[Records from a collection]
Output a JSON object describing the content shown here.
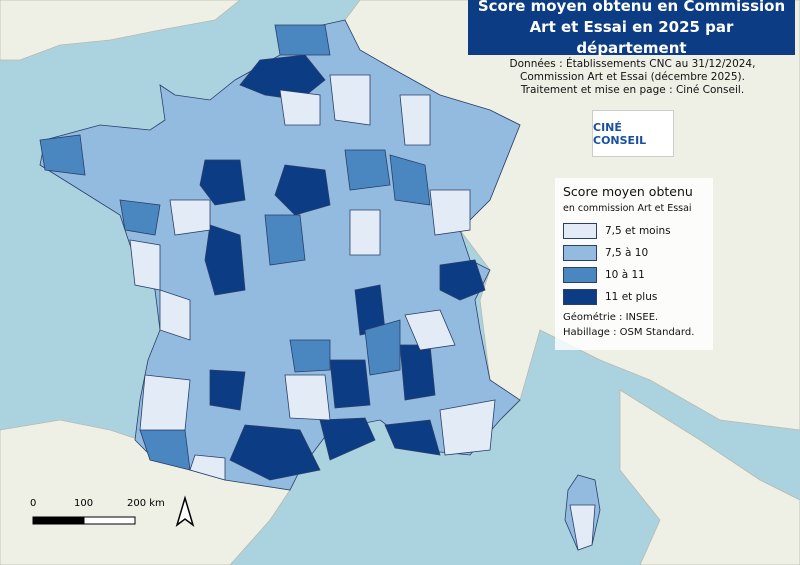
{
  "header": {
    "title": "Score moyen obtenu en Commission Art et Essai en 2025 par département"
  },
  "sources": {
    "lines": [
      "Données : Établissements CNC au 31/12/2024,",
      "Commission Art et Essai (décembre 2025).",
      "Traitement et mise en page : Ciné Conseil."
    ]
  },
  "logo": {
    "text": "CINÉ CONSEIL"
  },
  "legend": {
    "title": "Score moyen obtenu",
    "subtitle": "en commission Art et Essai",
    "items": [
      {
        "label": "7,5 et moins",
        "color": "#e3ecf6"
      },
      {
        "label": "7,5 à 10",
        "color": "#93bbdf"
      },
      {
        "label": "10 à 11",
        "color": "#4a86c0"
      },
      {
        "label": "11 et plus",
        "color": "#0c3c84"
      }
    ],
    "notes": [
      "Géométrie : INSEE.",
      "Habillage : OSM Standard."
    ]
  },
  "scale_bar": {
    "labels": [
      "0",
      "100",
      "200 km"
    ]
  }
}
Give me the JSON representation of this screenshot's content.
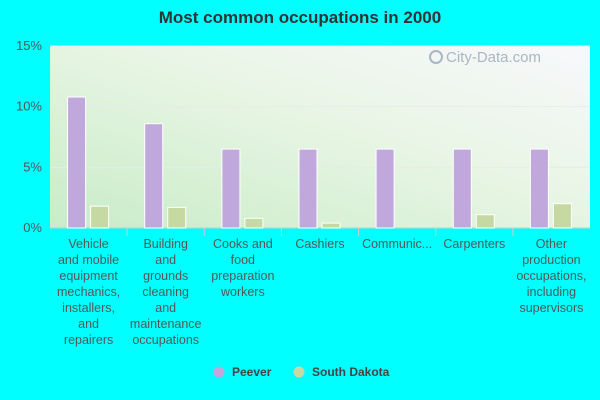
{
  "chart_data": {
    "type": "bar",
    "title": "Most common occupations in 2000",
    "xlabel": "",
    "ylabel": "",
    "ylim": [
      0,
      15
    ],
    "yticks": [
      "0%",
      "5%",
      "10%",
      "15%"
    ],
    "categories": [
      [
        "Vehicle",
        "and mobile",
        "equipment",
        "mechanics,",
        "installers,",
        "and",
        "repairers"
      ],
      [
        "Building",
        "and",
        "grounds",
        "cleaning",
        "and",
        "maintenance",
        "occupations"
      ],
      [
        "Cooks and",
        "food",
        "preparation",
        "workers"
      ],
      [
        "Cashiers"
      ],
      [
        "Communic..."
      ],
      [
        "Carpenters"
      ],
      [
        "Other",
        "production",
        "occupations,",
        "including",
        "supervisors"
      ]
    ],
    "series": [
      {
        "name": "Peever",
        "color": "#c0a8dc",
        "values": [
          10.8,
          8.6,
          6.5,
          6.5,
          6.5,
          6.5,
          6.5
        ]
      },
      {
        "name": "South Dakota",
        "color": "#c6d9a3",
        "values": [
          1.8,
          1.7,
          0.8,
          0.4,
          0.0,
          1.1,
          2.0
        ]
      }
    ],
    "grid": true,
    "legend": "bottom"
  },
  "watermark": "City-Data.com"
}
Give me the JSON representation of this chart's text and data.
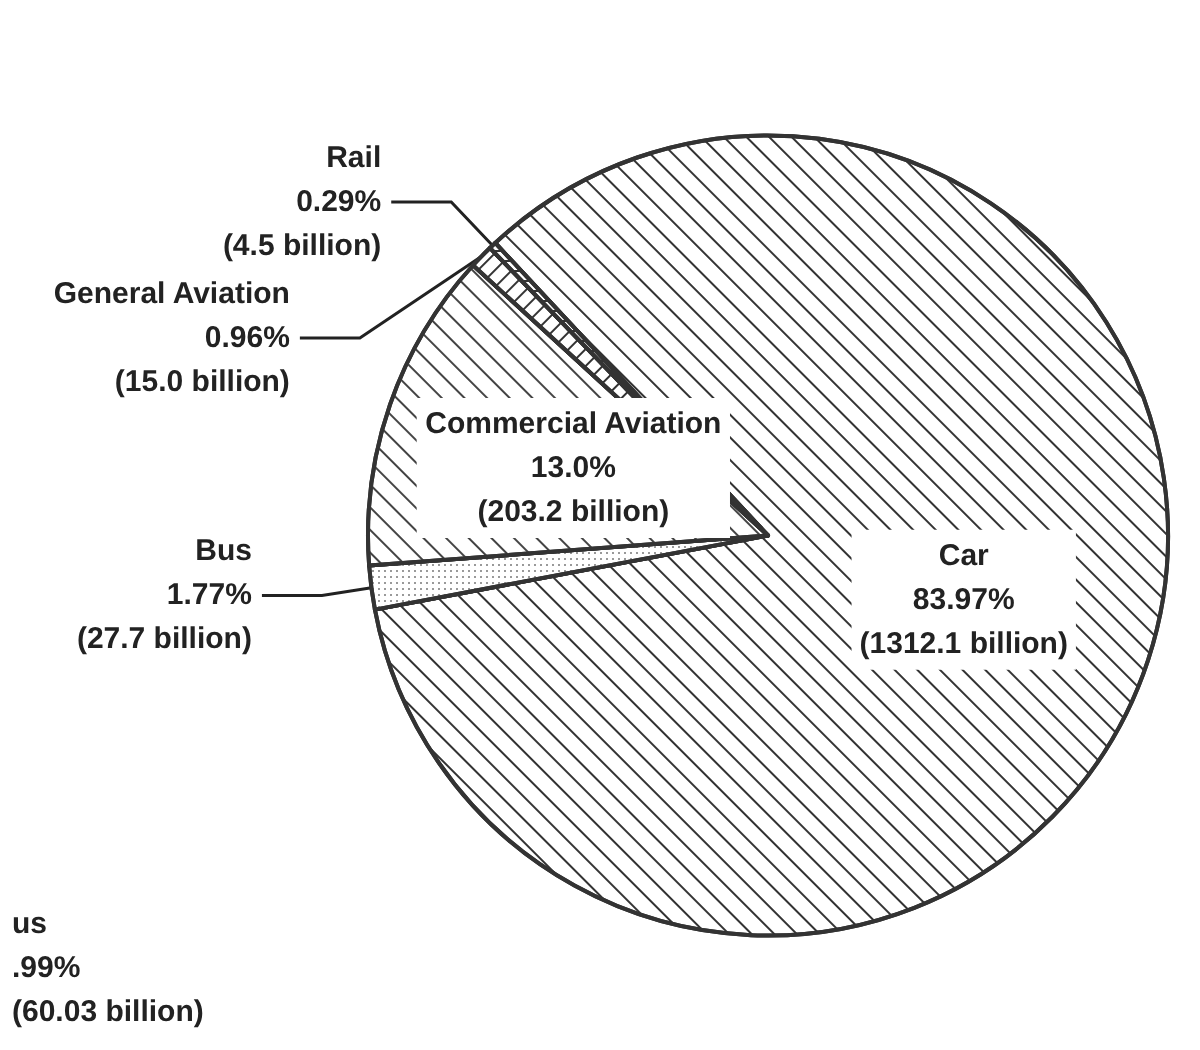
{
  "chart_data": {
    "type": "pie",
    "categories": [
      "Car",
      "Bus",
      "Commercial Aviation",
      "General Aviation",
      "Rail"
    ],
    "values": [
      83.97,
      1.77,
      13.0,
      0.96,
      0.29
    ],
    "value_labels": [
      "83.97%\n(1312.1 billion)",
      "1.77%\n(27.7 billion)",
      "13.0%\n(203.2 billion)",
      "0.96%\n(15.0 billion)",
      "0.29%\n(4.5 billion)"
    ],
    "colors": [
      "#ffffff",
      "#ffffff",
      "#ffffff",
      "#ffffff",
      "#ffffff"
    ],
    "annotations": [
      "us\n.99%\n(60.03 billion)"
    ],
    "legend": false
  }
}
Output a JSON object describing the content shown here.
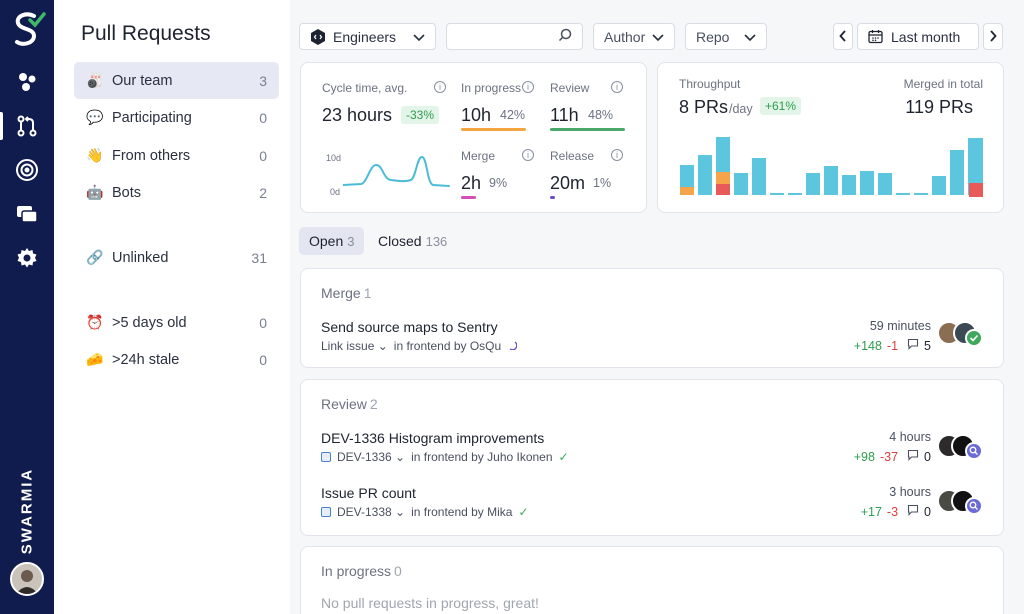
{
  "rail": {
    "brand": "SWARMIA",
    "icons": [
      "logo-icon",
      "overview-icon",
      "pull-requests-icon",
      "focus-icon",
      "work-log-icon",
      "settings-icon"
    ]
  },
  "sidebar": {
    "title": "Pull Requests",
    "items": [
      {
        "label": "Our team",
        "count": "3",
        "icon": "bowling-emoji"
      },
      {
        "label": "Participating",
        "count": "0",
        "icon": "speech-bubble-emoji"
      },
      {
        "label": "From others",
        "count": "0",
        "icon": "waving-hand-emoji"
      },
      {
        "label": "Bots",
        "count": "2",
        "icon": "robot-emoji"
      },
      {
        "label": "Unlinked",
        "count": "31",
        "icon": "link-emoji"
      },
      {
        "label": ">5 days old",
        "count": "0",
        "icon": "alarm-clock-emoji"
      },
      {
        "label": ">24h stale",
        "count": "0",
        "icon": "cheese-emoji"
      }
    ]
  },
  "toolbar": {
    "team": "Engineers",
    "search_placeholder": "",
    "author": "Author",
    "repo": "Repo",
    "period": "Last month"
  },
  "metrics": {
    "cycle_label": "Cycle time, avg.",
    "cycle_value": "23 hours",
    "cycle_change": "-33%",
    "chart_top": "10d",
    "chart_bottom": "0d",
    "inprogress_label": "In progress",
    "inprogress_value": "10h",
    "inprogress_pct": "42%",
    "review_label": "Review",
    "review_value": "11h",
    "review_pct": "48%",
    "merge_label": "Merge",
    "merge_value": "2h",
    "merge_pct": "9%",
    "release_label": "Release",
    "release_value": "20m",
    "release_pct": "1%",
    "colors": {
      "inprogress": "#f2a540",
      "review": "#4aa86a",
      "merge": "#d64fb4",
      "release": "#6a4bd0",
      "line": "#4bbcd6"
    }
  },
  "throughput": {
    "label": "Throughput",
    "value": "8 PRs",
    "unit": "/day",
    "change": "+61%",
    "merged_label": "Merged in total",
    "merged_value": "119 PRs",
    "colors": {
      "blue": "#5cc6de",
      "orange": "#f5a44a",
      "red": "#e85a5a"
    }
  },
  "tabs": [
    {
      "label": "Open",
      "count": "3"
    },
    {
      "label": "Closed",
      "count": "136"
    }
  ],
  "sections": {
    "merge": {
      "title": "Merge",
      "count": "1",
      "prs": [
        {
          "title": "Send source maps to Sentry",
          "issue": "Link issue",
          "location": "in frontend by OsQu",
          "time": "59 minutes",
          "plus": "+148",
          "minus": "-1",
          "comments": "5"
        }
      ]
    },
    "review": {
      "title": "Review",
      "count": "2",
      "prs": [
        {
          "title": "DEV-1336 Histogram improvements",
          "issue": "DEV-1336",
          "location": "in frontend by Juho Ikonen",
          "time": "4 hours",
          "plus": "+98",
          "minus": "-37",
          "comments": "0"
        },
        {
          "title": "Issue PR count",
          "issue": "DEV-1338",
          "location": "in frontend by Mika",
          "time": "3 hours",
          "plus": "+17",
          "minus": "-3",
          "comments": "0"
        }
      ]
    },
    "inprogress": {
      "title": "In progress",
      "count": "0",
      "empty": "No pull requests in progress, great!"
    }
  }
}
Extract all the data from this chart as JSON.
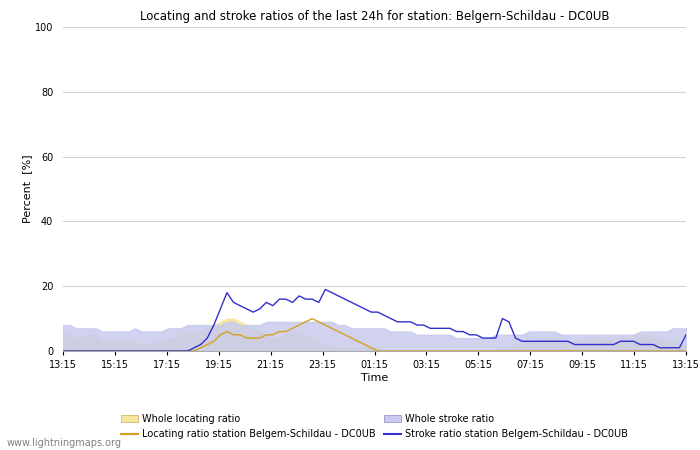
{
  "title": "Locating and stroke ratios of the last 24h for station: Belgern-Schildau - DC0UB",
  "xlabel": "Time",
  "ylabel": "Percent  [%]",
  "watermark": "www.lightningmaps.org",
  "x_ticks": [
    "13:15",
    "15:15",
    "17:15",
    "19:15",
    "21:15",
    "23:15",
    "01:15",
    "03:15",
    "05:15",
    "07:15",
    "09:15",
    "11:15",
    "13:15"
  ],
  "ylim": [
    0,
    100
  ],
  "yticks": [
    0,
    20,
    40,
    60,
    80,
    100
  ],
  "whole_locating_fill_color": "#f5e6a0",
  "whole_stroke_fill_color": "#c8caee",
  "locating_line_color": "#d4a020",
  "stroke_line_color": "#3030cc",
  "whole_locating": [
    5,
    5,
    4,
    4,
    5,
    5,
    3,
    3,
    3,
    3,
    3,
    3,
    2,
    2,
    3,
    3,
    4,
    4,
    5,
    6,
    6,
    6,
    7,
    8,
    9,
    10,
    10,
    9,
    8,
    7,
    6,
    5,
    4,
    4,
    5,
    6,
    6,
    5,
    4,
    3,
    2,
    1,
    1,
    1,
    1,
    1,
    1,
    1,
    1,
    0,
    0,
    0,
    0,
    0,
    0,
    0,
    0,
    0,
    0,
    0,
    0,
    0,
    0,
    0,
    0,
    0,
    0,
    1,
    1,
    2,
    2,
    3,
    3,
    4,
    4,
    4,
    3,
    3,
    3,
    3,
    4,
    4,
    4,
    3,
    3,
    4,
    4,
    5,
    5,
    5,
    4,
    4,
    3,
    3,
    2,
    2
  ],
  "whole_stroke": [
    8,
    8,
    7,
    7,
    7,
    7,
    6,
    6,
    6,
    6,
    6,
    7,
    6,
    6,
    6,
    6,
    7,
    7,
    7,
    8,
    8,
    8,
    8,
    8,
    8,
    9,
    9,
    8,
    8,
    8,
    8,
    9,
    9,
    9,
    9,
    9,
    9,
    9,
    9,
    9,
    9,
    9,
    8,
    8,
    7,
    7,
    7,
    7,
    7,
    7,
    6,
    6,
    6,
    6,
    5,
    5,
    5,
    5,
    5,
    5,
    4,
    4,
    4,
    4,
    4,
    4,
    5,
    5,
    5,
    5,
    5,
    6,
    6,
    6,
    6,
    6,
    5,
    5,
    5,
    5,
    5,
    5,
    5,
    5,
    5,
    5,
    5,
    5,
    6,
    6,
    6,
    6,
    6,
    7,
    7,
    7
  ],
  "locating_ratio": [
    0,
    0,
    0,
    0,
    0,
    0,
    0,
    0,
    0,
    0,
    0,
    0,
    0,
    0,
    0,
    0,
    0,
    0,
    0,
    0,
    0,
    1,
    2,
    3,
    5,
    6,
    5,
    5,
    4,
    4,
    4,
    5,
    5,
    6,
    6,
    7,
    8,
    9,
    10,
    9,
    8,
    7,
    6,
    5,
    4,
    3,
    2,
    1,
    0,
    0,
    0,
    0,
    0,
    0,
    0,
    0,
    0,
    0,
    0,
    0,
    0,
    0,
    0,
    0,
    0,
    0,
    0,
    0,
    0,
    0,
    0,
    0,
    0,
    0,
    0,
    0,
    0,
    0,
    0,
    0,
    0,
    0,
    0,
    0,
    0,
    0,
    0,
    0,
    0,
    0,
    0,
    0,
    0,
    0,
    0,
    0
  ],
  "stroke_ratio": [
    0,
    0,
    0,
    0,
    0,
    0,
    0,
    0,
    0,
    0,
    0,
    0,
    0,
    0,
    0,
    0,
    0,
    0,
    0,
    0,
    1,
    2,
    4,
    8,
    13,
    18,
    15,
    14,
    13,
    12,
    13,
    15,
    14,
    16,
    16,
    15,
    17,
    16,
    16,
    15,
    19,
    18,
    17,
    16,
    15,
    14,
    13,
    12,
    12,
    11,
    10,
    9,
    9,
    9,
    8,
    8,
    7,
    7,
    7,
    7,
    6,
    6,
    5,
    5,
    4,
    4,
    4,
    10,
    9,
    4,
    3,
    3,
    3,
    3,
    3,
    3,
    3,
    3,
    2,
    2,
    2,
    2,
    2,
    2,
    2,
    3,
    3,
    3,
    2,
    2,
    2,
    1,
    1,
    1,
    1,
    5
  ]
}
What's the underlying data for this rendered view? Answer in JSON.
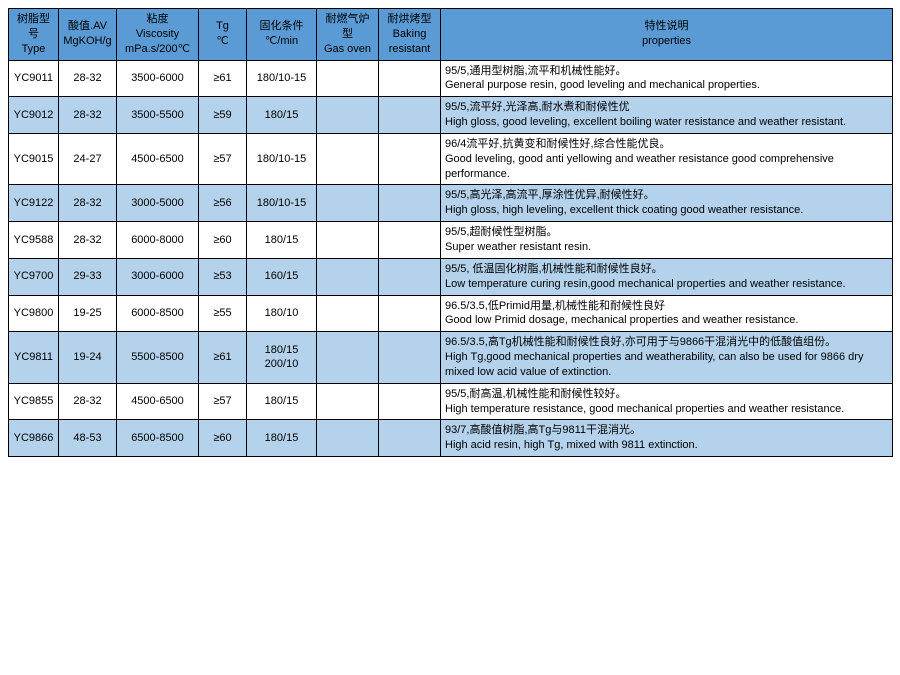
{
  "colors": {
    "header_bg": "#5b9bd5",
    "row_alt_bg": "#b4d2ec",
    "row_bg": "#ffffff",
    "border": "#000000",
    "text": "#000000"
  },
  "columns": [
    {
      "key": "type",
      "cn": "树脂型号",
      "en": "Type"
    },
    {
      "key": "av",
      "cn": "酸值.AV",
      "en": "MgKOH/g"
    },
    {
      "key": "visc",
      "cn": "粘度",
      "en": "Viscosity\nmPa.s/200℃"
    },
    {
      "key": "tg",
      "cn": "Tg",
      "en": "℃"
    },
    {
      "key": "cure",
      "cn": "固化条件",
      "en": "℃/min"
    },
    {
      "key": "gas",
      "cn": "耐燃气炉型",
      "en": "Gas oven"
    },
    {
      "key": "bake",
      "cn": "耐烘烤型",
      "en": "Baking\nresistant"
    },
    {
      "key": "props",
      "cn": "特性说明",
      "en": "properties"
    }
  ],
  "rows": [
    {
      "type": "YC9011",
      "av": "28-32",
      "visc": "3500-6000",
      "tg": "≥61",
      "cure": "180/10-15",
      "gas": "",
      "bake": "",
      "cn": "95/5,通用型树脂,流平和机械性能好。",
      "en": "General purpose resin, good leveling and mechanical properties."
    },
    {
      "type": "YC9012",
      "av": "28-32",
      "visc": "3500-5500",
      "tg": "≥59",
      "cure": "180/15",
      "gas": "",
      "bake": "",
      "cn": "95/5,流平好,光泽高,耐水煮和耐候性优",
      "en": "High gloss, good leveling, excellent boiling water resistance and weather resistant."
    },
    {
      "type": "YC9015",
      "av": "24-27",
      "visc": "4500-6500",
      "tg": "≥57",
      "cure": "180/10-15",
      "gas": "",
      "bake": "",
      "cn": "96/4流平好,抗黄变和耐候性好,综合性能优良。",
      "en": "Good leveling, good anti yellowing and weather resistance good comprehensive performance."
    },
    {
      "type": "YC9122",
      "av": "28-32",
      "visc": "3000-5000",
      "tg": "≥56",
      "cure": "180/10-15",
      "gas": "",
      "bake": "",
      "cn": "95/5,高光泽,高流平,厚涂性优异,耐候性好。",
      "en": "High gloss, high leveling, excellent thick coating good weather resistance."
    },
    {
      "type": "YC9588",
      "av": "28-32",
      "visc": "6000-8000",
      "tg": "≥60",
      "cure": "180/15",
      "gas": "",
      "bake": "",
      "cn": "95/5,超耐候性型树脂。",
      "en": "Super weather resistant resin."
    },
    {
      "type": "YC9700",
      "av": "29-33",
      "visc": "3000-6000",
      "tg": "≥53",
      "cure": "160/15",
      "gas": "",
      "bake": "",
      "cn": "95/5, 低温固化树脂,机械性能和耐候性良好。",
      "en": "Low temperature curing resin,good mechanical properties and weather resistance."
    },
    {
      "type": "YC9800",
      "av": "19-25",
      "visc": "6000-8500",
      "tg": "≥55",
      "cure": "180/10",
      "gas": "",
      "bake": "",
      "cn": "96.5/3.5,低Primid用量,机械性能和耐候性良好",
      "en": "Good low Primid dosage, mechanical properties and weather resistance."
    },
    {
      "type": "YC9811",
      "av": "19-24",
      "visc": "5500-8500",
      "tg": "≥61",
      "cure": "180/15\n200/10",
      "gas": "",
      "bake": "",
      "cn": "96.5/3.5,高Tg机械性能和耐候性良好,亦可用于与9866干混消光中的低酸值组份。",
      "en": "High Tg,good mechanical properties and weatherability, can also be used for 9866 dry mixed low acid value of extinction."
    },
    {
      "type": "YC9855",
      "av": "28-32",
      "visc": "4500-6500",
      "tg": "≥57",
      "cure": "180/15",
      "gas": "",
      "bake": "",
      "cn": "95/5,耐高温,机械性能和耐候性较好。",
      "en": "High temperature resistance, good mechanical properties and weather resistance."
    },
    {
      "type": "YC9866",
      "av": "48-53",
      "visc": "6500-8500",
      "tg": "≥60",
      "cure": "180/15",
      "gas": "",
      "bake": "",
      "cn": "93/7,高酸值树脂,高Tg与9811干混消光。",
      "en": "High acid resin, high Tg, mixed with 9811 extinction."
    }
  ]
}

• STATED EXERCISE
Which lines of the data above contain "watermark"? Copy each one.

• TASK ANSWER
  "watermark": "City-Data.com"
  "watermark": "www.lightningmaps.org",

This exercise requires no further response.